### WHAT TO WORK ON
Identify each line in the records below that contains the word "nTemplate", and copy it.

### GIVEN DATA
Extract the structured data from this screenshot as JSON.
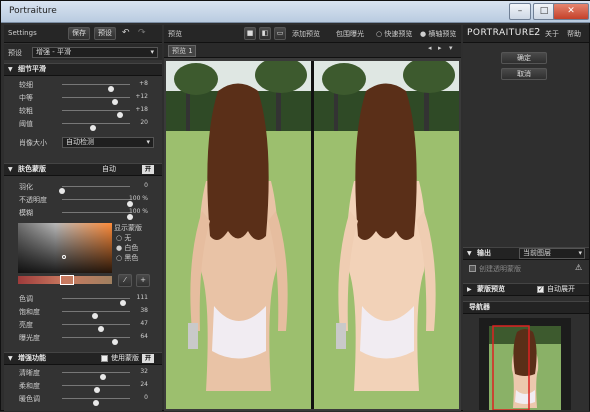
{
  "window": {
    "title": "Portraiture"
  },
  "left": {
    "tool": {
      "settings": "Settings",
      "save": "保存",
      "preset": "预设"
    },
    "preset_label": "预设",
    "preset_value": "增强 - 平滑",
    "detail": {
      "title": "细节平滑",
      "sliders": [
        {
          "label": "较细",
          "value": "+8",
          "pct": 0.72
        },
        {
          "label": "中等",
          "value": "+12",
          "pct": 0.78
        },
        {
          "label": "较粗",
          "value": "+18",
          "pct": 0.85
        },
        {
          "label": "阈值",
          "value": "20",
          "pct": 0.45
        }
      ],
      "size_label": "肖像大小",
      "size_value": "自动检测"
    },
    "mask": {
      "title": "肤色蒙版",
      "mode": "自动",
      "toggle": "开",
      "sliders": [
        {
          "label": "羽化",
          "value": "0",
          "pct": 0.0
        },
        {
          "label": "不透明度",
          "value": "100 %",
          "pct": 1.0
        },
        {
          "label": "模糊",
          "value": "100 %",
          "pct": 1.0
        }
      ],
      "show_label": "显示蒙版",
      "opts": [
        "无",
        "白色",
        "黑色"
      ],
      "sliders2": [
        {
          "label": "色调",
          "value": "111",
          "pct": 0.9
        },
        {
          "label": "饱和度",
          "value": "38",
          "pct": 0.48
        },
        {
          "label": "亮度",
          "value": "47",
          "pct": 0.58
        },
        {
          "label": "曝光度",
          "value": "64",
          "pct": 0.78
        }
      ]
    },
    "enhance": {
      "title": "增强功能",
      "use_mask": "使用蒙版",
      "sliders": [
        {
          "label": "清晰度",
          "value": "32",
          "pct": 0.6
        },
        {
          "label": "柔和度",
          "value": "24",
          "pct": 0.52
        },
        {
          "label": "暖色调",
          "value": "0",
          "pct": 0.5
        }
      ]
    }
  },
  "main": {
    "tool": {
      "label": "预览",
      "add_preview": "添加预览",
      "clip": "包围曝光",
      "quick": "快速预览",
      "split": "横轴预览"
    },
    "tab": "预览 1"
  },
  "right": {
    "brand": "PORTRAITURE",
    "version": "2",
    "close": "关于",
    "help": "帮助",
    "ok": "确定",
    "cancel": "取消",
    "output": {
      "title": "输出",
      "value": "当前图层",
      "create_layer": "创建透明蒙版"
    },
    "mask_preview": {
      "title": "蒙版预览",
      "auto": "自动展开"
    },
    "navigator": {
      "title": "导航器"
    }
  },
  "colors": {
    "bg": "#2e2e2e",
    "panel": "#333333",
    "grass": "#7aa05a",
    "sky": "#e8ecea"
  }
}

==

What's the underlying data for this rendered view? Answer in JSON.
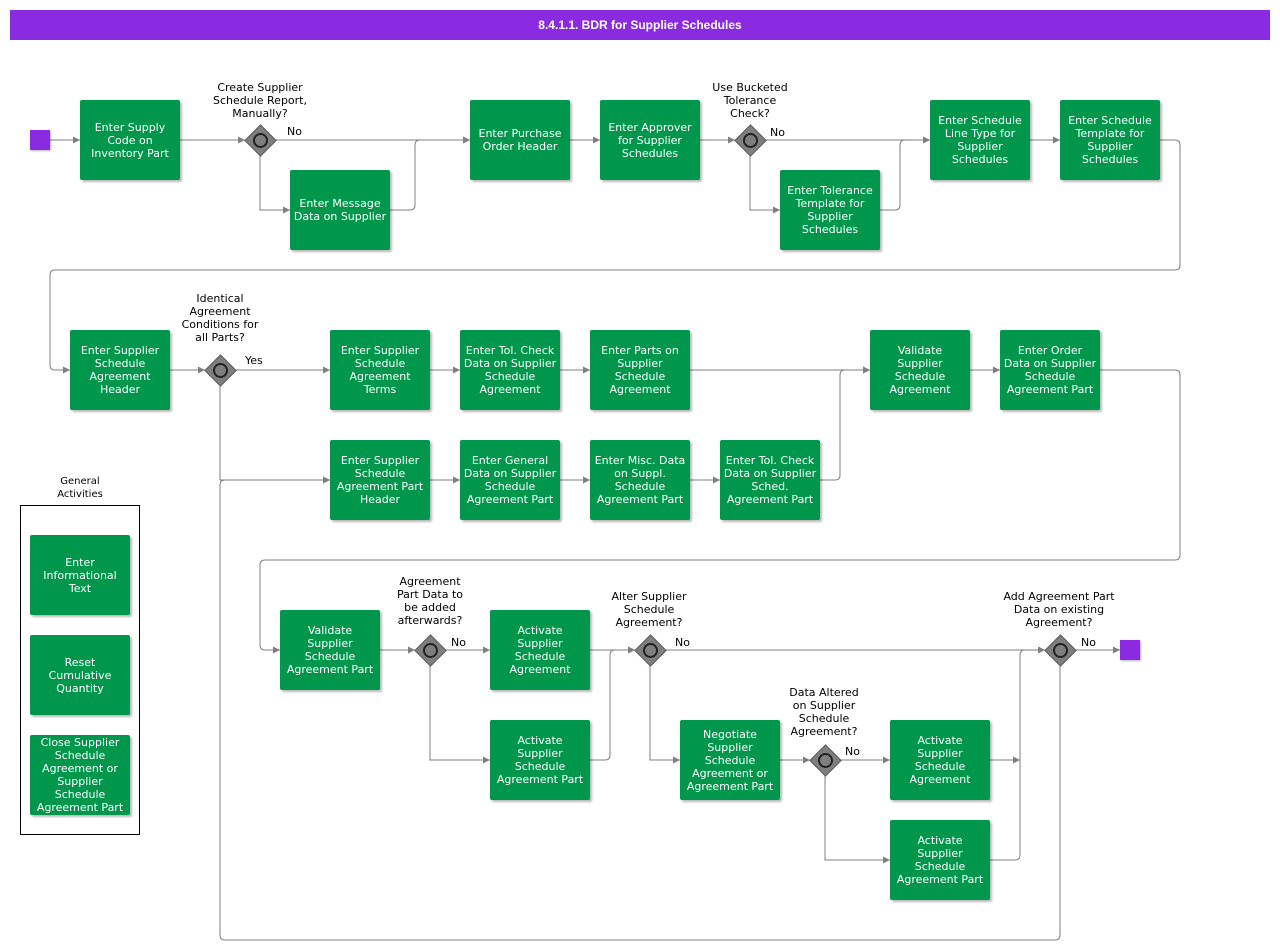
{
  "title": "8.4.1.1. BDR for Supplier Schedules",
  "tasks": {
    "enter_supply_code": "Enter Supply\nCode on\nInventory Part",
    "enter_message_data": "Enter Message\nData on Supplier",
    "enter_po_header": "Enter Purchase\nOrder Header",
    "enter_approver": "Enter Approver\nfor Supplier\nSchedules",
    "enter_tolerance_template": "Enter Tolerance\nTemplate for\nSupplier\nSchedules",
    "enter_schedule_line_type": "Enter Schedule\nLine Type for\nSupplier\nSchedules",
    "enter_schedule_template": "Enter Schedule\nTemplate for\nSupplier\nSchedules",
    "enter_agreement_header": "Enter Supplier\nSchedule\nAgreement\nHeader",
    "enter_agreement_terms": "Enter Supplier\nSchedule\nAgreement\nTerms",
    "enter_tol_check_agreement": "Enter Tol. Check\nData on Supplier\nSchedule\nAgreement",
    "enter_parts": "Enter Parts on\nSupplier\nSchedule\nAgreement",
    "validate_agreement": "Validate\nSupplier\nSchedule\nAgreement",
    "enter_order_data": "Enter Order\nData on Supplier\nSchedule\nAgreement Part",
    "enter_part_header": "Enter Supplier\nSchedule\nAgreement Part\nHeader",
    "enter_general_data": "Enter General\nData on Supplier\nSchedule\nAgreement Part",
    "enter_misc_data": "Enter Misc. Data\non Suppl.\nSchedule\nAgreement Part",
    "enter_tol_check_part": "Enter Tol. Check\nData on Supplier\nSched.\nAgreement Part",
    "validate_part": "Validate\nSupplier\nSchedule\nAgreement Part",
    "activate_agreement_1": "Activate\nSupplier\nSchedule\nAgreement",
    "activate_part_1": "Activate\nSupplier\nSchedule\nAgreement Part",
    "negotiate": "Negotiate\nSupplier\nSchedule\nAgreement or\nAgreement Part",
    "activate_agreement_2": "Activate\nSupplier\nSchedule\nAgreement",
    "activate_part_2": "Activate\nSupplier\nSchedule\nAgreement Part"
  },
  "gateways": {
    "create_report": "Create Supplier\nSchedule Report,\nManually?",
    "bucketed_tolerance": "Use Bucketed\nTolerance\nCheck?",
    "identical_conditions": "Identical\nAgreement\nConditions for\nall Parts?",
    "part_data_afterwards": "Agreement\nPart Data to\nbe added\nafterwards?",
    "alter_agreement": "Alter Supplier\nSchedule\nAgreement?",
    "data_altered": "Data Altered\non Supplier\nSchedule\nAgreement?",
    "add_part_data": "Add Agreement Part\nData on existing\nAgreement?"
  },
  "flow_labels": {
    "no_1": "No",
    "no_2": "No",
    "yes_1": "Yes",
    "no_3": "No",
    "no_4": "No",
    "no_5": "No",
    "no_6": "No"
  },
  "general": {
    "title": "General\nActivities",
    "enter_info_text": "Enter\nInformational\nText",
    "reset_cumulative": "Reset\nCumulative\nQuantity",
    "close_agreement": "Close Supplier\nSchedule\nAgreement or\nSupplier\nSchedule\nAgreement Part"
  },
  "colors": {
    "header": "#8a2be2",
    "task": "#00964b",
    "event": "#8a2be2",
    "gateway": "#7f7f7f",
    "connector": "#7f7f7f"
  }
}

### ANSWER TO THE EXERCISE
    "enter_tolerance_template": "Enter Tolerance\nTemplate for\nSupplier\nSchedules",
    "enter_schedule_template": "Enter Schedule\nTemplate for\nSupplier\nSchedules",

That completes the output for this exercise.